[Goal]
Wherever a line below holds the word "自己加上点", copy that line.

[Data]
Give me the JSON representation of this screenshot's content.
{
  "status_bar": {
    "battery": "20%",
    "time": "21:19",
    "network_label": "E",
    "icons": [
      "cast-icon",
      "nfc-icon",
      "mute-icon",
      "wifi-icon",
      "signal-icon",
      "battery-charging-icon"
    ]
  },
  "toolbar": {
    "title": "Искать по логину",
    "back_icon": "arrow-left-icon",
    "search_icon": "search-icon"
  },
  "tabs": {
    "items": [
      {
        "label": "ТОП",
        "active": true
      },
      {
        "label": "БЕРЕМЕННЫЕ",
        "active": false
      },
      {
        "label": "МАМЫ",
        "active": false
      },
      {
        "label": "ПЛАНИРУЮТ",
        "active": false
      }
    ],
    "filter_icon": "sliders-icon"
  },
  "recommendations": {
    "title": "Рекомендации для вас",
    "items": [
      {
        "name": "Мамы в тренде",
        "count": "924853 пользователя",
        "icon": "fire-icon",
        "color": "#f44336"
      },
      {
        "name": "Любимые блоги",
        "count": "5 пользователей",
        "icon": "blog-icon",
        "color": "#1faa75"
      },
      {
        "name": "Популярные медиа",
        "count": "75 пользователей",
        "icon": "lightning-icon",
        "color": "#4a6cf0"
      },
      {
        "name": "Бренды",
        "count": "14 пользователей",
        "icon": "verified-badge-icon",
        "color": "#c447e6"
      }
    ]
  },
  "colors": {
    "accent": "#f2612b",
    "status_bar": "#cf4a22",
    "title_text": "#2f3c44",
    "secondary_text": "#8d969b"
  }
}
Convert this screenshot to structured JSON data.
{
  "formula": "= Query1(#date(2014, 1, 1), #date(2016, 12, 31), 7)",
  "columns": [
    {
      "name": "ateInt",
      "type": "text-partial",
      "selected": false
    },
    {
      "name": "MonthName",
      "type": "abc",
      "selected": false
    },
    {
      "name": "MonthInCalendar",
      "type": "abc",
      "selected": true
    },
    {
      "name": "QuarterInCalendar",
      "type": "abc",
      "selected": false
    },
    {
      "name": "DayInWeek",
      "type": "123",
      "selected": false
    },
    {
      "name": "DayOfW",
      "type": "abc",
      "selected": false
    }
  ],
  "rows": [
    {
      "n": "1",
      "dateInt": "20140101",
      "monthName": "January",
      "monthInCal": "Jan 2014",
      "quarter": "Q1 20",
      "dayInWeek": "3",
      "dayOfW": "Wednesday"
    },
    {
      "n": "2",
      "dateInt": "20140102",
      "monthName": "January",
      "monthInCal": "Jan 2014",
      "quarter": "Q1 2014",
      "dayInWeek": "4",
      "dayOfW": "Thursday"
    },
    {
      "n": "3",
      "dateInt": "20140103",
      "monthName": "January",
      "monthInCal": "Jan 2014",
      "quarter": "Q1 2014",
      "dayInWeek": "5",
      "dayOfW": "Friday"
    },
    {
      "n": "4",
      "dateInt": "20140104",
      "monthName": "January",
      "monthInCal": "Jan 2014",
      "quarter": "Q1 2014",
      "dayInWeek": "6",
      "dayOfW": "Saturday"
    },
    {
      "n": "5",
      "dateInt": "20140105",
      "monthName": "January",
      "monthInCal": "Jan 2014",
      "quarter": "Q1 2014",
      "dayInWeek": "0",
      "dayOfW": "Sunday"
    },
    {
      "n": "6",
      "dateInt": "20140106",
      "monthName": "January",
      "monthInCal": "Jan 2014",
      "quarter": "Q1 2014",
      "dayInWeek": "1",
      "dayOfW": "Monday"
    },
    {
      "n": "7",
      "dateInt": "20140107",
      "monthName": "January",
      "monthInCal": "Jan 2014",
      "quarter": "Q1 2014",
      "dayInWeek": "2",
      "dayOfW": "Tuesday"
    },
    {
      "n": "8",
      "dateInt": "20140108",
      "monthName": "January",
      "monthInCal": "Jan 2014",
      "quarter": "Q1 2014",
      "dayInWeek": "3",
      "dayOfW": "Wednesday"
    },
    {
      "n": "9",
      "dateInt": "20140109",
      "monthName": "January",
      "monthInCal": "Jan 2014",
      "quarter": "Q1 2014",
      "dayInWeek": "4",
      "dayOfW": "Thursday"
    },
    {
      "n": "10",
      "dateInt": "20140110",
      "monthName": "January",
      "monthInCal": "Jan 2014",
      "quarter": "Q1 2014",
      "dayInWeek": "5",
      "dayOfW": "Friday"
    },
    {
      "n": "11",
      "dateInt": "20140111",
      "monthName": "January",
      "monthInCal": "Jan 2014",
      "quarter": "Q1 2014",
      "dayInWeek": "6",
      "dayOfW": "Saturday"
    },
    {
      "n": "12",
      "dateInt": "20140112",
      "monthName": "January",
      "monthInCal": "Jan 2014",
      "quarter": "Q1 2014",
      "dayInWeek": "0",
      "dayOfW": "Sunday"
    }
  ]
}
...
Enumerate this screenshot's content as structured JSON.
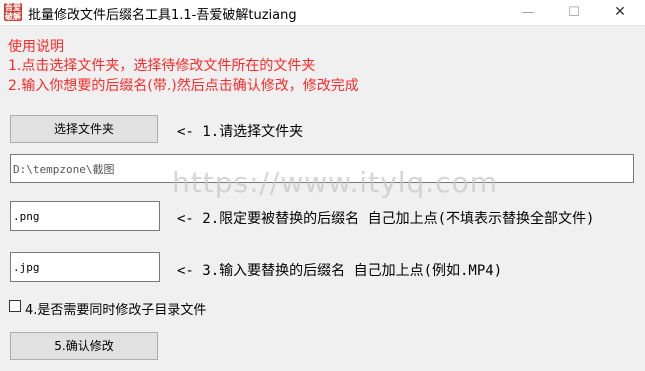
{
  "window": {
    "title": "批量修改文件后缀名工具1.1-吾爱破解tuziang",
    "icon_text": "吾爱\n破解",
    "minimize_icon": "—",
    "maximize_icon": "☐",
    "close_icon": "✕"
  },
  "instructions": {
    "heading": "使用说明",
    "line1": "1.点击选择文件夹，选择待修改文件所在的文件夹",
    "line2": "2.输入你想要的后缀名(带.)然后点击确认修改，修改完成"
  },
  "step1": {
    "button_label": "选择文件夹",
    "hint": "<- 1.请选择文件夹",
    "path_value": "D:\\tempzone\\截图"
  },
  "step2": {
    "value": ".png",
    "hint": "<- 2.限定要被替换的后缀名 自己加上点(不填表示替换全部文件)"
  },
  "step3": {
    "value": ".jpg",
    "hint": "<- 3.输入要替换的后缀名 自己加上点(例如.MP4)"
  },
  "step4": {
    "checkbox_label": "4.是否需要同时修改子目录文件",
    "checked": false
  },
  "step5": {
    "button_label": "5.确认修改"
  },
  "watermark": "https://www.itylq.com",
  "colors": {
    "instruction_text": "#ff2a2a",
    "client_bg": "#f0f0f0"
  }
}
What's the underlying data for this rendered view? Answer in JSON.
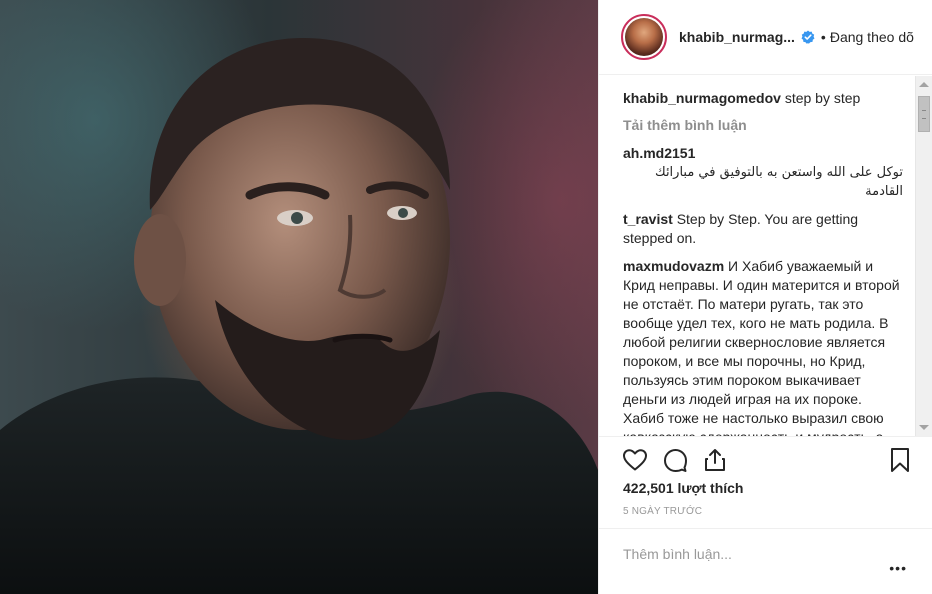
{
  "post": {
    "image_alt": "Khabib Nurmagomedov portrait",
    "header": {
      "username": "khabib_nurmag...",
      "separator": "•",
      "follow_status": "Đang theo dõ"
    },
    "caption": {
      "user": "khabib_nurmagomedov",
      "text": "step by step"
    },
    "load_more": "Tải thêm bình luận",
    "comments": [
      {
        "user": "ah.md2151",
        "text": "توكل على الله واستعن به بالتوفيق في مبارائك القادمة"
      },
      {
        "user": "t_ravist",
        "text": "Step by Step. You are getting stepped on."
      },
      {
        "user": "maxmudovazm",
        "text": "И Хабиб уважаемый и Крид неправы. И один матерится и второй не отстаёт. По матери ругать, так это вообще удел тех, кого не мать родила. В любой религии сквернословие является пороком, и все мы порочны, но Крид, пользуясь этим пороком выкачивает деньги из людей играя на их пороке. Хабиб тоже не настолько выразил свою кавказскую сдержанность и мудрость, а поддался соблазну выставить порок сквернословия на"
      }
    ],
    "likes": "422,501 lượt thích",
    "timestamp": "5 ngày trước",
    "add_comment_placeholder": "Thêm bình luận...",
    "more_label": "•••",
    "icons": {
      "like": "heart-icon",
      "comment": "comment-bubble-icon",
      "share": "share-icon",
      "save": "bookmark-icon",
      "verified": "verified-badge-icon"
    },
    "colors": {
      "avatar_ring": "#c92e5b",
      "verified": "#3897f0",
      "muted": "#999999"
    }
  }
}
---
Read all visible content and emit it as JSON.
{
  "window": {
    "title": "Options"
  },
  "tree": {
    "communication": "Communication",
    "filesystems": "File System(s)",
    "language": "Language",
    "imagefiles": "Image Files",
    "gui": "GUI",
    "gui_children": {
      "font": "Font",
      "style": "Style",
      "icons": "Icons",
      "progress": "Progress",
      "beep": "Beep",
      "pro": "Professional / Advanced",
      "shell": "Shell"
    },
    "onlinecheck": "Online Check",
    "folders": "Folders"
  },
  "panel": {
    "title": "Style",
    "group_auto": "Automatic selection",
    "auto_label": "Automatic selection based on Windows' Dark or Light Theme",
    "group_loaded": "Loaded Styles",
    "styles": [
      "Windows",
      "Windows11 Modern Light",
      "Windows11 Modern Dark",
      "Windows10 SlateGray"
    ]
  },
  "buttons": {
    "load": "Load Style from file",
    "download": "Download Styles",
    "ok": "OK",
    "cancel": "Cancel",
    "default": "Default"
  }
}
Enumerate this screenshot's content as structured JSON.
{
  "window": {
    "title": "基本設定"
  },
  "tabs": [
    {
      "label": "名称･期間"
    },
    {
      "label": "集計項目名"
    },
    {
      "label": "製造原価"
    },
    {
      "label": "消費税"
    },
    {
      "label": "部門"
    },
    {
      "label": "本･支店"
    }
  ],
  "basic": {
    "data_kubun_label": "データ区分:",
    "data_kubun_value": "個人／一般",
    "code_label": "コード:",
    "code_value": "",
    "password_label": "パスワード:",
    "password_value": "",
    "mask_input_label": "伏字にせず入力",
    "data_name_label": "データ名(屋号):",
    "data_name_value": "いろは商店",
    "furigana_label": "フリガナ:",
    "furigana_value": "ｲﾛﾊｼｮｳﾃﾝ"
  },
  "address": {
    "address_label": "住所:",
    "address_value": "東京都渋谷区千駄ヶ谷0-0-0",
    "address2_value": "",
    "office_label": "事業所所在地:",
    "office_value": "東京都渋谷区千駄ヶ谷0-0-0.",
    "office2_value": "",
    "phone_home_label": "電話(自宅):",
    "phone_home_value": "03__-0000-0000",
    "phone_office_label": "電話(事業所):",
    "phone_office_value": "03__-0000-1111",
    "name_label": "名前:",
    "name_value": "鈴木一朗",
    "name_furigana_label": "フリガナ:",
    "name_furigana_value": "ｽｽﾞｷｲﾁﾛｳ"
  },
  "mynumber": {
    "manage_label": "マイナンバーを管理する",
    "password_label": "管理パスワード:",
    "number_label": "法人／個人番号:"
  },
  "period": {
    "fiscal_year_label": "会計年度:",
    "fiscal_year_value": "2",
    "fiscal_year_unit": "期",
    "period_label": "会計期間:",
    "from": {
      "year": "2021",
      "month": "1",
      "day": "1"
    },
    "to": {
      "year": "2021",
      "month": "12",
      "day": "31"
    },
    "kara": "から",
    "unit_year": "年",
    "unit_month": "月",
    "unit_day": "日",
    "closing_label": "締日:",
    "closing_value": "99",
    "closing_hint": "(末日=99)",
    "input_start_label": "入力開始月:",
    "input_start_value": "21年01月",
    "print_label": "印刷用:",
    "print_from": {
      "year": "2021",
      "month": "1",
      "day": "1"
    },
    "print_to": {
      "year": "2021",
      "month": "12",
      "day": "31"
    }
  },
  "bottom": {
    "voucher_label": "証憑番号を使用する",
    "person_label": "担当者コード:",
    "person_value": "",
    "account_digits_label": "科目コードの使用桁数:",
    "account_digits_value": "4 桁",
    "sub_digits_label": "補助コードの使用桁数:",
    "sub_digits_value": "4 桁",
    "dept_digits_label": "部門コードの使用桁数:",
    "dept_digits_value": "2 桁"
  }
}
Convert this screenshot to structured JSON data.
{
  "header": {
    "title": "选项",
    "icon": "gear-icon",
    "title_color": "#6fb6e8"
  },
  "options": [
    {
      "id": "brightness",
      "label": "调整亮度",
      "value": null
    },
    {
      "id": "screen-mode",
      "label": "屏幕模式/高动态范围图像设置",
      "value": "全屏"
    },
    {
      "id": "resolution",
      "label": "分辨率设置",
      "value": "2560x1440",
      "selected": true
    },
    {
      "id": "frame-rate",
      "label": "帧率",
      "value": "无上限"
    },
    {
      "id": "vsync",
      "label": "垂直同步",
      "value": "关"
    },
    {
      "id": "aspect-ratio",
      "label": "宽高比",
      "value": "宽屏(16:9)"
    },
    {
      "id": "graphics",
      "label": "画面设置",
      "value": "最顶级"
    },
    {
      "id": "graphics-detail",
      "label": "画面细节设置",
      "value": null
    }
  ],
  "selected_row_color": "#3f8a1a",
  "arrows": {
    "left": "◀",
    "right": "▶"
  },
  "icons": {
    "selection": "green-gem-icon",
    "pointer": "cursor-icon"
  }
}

[Reply]
    "hint": "<- 2.限定要被替换的后缀名 自己加上点(不填表示替换全部文件)"
    "hint": "<- 3.输入要替换的后缀名 自己加上点(例如.MP4)"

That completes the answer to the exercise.